Stored items from a collection:
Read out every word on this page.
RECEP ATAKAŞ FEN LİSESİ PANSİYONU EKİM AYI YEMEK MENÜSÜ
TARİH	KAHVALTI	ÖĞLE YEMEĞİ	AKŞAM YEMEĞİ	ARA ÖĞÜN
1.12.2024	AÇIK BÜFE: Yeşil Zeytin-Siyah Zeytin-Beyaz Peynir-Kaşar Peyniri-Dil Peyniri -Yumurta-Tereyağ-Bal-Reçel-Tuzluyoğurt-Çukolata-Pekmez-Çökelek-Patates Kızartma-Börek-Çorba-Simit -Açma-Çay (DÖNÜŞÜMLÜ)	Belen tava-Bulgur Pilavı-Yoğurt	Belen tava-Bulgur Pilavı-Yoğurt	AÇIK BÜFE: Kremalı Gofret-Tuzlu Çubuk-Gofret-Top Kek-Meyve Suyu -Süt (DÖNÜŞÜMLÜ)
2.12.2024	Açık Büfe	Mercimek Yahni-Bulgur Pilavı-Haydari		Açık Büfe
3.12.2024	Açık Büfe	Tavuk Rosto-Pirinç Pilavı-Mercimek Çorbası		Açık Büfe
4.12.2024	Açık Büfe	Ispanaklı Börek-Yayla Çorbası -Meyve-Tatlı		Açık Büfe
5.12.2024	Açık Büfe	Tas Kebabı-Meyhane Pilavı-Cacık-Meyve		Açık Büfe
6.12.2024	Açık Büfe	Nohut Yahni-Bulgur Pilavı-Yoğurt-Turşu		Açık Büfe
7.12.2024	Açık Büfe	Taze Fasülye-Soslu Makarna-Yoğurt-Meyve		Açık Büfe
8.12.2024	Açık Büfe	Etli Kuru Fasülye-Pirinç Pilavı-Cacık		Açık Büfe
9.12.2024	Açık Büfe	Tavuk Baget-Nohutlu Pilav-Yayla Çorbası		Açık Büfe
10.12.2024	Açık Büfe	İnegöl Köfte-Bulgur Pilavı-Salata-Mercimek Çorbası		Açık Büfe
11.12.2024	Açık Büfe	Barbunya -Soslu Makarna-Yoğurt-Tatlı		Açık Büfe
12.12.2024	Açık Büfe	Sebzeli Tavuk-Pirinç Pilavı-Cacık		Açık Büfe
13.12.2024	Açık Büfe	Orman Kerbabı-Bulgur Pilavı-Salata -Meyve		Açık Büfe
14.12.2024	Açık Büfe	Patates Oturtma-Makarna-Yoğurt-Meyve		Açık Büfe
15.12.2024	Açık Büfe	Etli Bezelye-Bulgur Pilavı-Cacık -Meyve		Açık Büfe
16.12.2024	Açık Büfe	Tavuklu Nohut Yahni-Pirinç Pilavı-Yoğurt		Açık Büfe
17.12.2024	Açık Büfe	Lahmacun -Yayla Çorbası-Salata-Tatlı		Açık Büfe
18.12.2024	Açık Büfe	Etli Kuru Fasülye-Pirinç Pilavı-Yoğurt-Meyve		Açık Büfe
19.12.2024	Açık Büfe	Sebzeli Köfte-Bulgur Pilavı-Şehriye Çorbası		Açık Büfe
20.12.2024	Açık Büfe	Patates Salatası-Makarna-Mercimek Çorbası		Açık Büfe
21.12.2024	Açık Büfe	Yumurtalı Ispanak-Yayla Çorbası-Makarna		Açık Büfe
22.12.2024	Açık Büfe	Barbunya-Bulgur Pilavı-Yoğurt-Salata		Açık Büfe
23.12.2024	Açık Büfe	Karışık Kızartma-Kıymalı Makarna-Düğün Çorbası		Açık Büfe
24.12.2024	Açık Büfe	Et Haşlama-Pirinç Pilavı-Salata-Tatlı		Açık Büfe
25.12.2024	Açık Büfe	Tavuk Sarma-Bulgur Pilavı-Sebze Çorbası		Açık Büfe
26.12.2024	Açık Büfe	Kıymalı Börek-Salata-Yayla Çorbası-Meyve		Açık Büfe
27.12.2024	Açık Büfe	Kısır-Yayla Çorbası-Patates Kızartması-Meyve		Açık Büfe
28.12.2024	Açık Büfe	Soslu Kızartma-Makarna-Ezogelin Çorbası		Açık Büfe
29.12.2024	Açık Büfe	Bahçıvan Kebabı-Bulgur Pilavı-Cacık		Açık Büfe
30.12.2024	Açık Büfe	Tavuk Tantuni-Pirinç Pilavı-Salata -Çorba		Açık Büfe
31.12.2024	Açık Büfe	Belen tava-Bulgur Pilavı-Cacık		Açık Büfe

» **GIVEN INSTRUCTION**:
Scan the listing above for the word "Tatlı" and copy every line that holds it.

» **RESULT OF THIS TASK**:
4.12.2024	Açık Büfe	Ispanaklı Börek-Yayla Çorbası -Meyve-Tatlı		Açık Büfe
11.12.2024	Açık Büfe	Barbunya -Soslu Makarna-Yoğurt-Tatlı		Açık Büfe
17.12.2024	Açık Büfe	Lahmacun -Yayla Çorbası-Salata-Tatlı		Açık Büfe
24.12.2024	Açık Büfe	Et Haşlama-Pirinç Pilavı-Salata-Tatlı		Açık Büfe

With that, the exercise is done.